## Problem description
Write out every line of the items below character for character, leaving nothing changed or left out.

## Dataset rows
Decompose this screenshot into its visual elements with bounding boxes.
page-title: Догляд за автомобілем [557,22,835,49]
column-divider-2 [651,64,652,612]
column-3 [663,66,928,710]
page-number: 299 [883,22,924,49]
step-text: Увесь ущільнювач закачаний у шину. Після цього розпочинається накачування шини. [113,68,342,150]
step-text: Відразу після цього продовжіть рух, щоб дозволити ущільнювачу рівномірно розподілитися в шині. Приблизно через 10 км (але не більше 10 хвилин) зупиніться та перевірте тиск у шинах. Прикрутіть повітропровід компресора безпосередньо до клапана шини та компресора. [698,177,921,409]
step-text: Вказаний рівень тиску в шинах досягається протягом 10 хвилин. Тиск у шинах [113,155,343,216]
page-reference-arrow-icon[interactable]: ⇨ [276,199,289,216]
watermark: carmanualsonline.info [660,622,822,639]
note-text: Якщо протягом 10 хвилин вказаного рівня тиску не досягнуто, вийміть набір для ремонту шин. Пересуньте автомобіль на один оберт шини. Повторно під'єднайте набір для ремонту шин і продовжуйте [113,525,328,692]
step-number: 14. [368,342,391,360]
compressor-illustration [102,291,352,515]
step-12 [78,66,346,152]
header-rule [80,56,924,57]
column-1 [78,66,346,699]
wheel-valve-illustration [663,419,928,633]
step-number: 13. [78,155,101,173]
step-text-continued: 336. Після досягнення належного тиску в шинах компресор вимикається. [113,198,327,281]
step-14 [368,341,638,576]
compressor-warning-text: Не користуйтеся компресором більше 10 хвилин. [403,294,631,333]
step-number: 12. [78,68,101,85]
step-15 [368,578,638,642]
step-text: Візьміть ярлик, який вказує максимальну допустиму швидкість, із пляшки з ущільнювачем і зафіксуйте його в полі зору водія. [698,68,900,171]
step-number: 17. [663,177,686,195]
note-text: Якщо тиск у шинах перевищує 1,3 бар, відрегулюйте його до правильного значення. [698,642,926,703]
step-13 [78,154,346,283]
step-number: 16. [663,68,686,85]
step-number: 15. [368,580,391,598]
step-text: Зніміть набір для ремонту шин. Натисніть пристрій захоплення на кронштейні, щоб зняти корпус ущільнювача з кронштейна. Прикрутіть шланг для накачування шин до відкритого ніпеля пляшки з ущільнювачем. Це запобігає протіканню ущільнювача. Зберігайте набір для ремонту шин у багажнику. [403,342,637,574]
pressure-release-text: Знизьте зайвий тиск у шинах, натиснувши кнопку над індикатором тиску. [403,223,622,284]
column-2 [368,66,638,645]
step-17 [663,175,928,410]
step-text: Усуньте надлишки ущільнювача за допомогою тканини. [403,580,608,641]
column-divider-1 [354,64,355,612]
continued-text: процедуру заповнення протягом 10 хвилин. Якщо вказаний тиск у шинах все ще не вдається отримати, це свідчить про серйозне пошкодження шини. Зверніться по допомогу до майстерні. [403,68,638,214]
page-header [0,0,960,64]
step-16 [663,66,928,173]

## The completed task
Decompose this screenshot into its visual elements with bounding boxes.
page-title: Догляд за автомобілем [557,22,835,49]
column-divider-2 [651,64,652,612]
column-3 [663,66,928,710]
page-number: 299 [883,22,924,49]
step-text: Увесь ущільнювач закачаний у шину. Після цього розпочинається накачування шини. [113,68,342,150]
step-text: Відразу після цього продовжіть рух, щоб дозволити ущільнювачу рівномірно розподілитися в шині. Приблизно через 10 км (але не більше 10 хвилин) зупиніться та перевірте тиск у шинах. Прикрутіть повітропровід компресора безпосередньо до клапана шини та компресора. [698,177,921,409]
step-text: Вказаний рівень тиску в шинах досягається протягом 10 хвилин. Тиск у шинах [113,155,343,216]
page-reference-arrow-icon[interactable]: ⇨ [276,199,289,216]
watermark: carmanualsonline.info [660,622,822,639]
note-text: Якщо протягом 10 хвилин вказаного рівня тиску не досягнуто, вийміть набір для ремонту шин. Пересуньте автомобіль на один оберт шини. Повторно під'єднайте набір для ремонту шин і продовжуйте [113,525,328,692]
step-number: 14. [368,342,391,360]
compressor-illustration [102,291,352,515]
step-12 [78,66,346,152]
header-rule [80,56,924,57]
column-1 [78,66,346,699]
wheel-valve-illustration [663,419,928,633]
step-number: 13. [78,155,101,173]
step-text-continued: 336. Після досягнення належного тиску в шинах компресор вимикається. [113,198,327,281]
step-14 [368,341,638,576]
compressor-warning-text: Не користуйтеся компресором більше 10 хвилин. [403,294,631,333]
step-number: 12. [78,68,101,85]
step-15 [368,578,638,642]
step-text: Візьміть ярлик, який вказує максимальну допустиму швидкість, із пляшки з ущільнювачем і зафіксуйте його в полі зору водія. [698,68,900,171]
step-number: 17. [663,177,686,195]
note-text: Якщо тиск у шинах перевищує 1,3 бар, відрегулюйте його до правильного значення. [698,642,926,703]
step-13 [78,154,346,283]
step-number: 16. [663,68,686,85]
step-number: 15. [368,580,391,598]
step-text: Зніміть набір для ремонту шин. Натисніть пристрій захоплення на кронштейні, щоб зняти корпус ущільнювача з кронштейна. Прикрутіть шланг для накачування шин до відкритого ніпеля пляшки з ущільнювачем. Це запобігає протіканню ущільнювача. Зберігайте набір для ремонту шин у багажнику. [403,342,637,574]
pressure-release-text: Знизьте зайвий тиск у шинах, натиснувши кнопку над індикатором тиску. [403,223,622,284]
column-2 [368,66,638,645]
step-17 [663,175,928,410]
step-text: Усуньте надлишки ущільнювача за допомогою тканини. [403,580,608,641]
column-divider-1 [354,64,355,612]
continued-text: процедуру заповнення протягом 10 хвилин. Якщо вказаний тиск у шинах все ще не вдається отримати, це свідчить про серйозне пошкодження шини. Зверніться по допомогу до майстерні. [403,68,638,214]
page-header [0,0,960,64]
step-16 [663,66,928,173]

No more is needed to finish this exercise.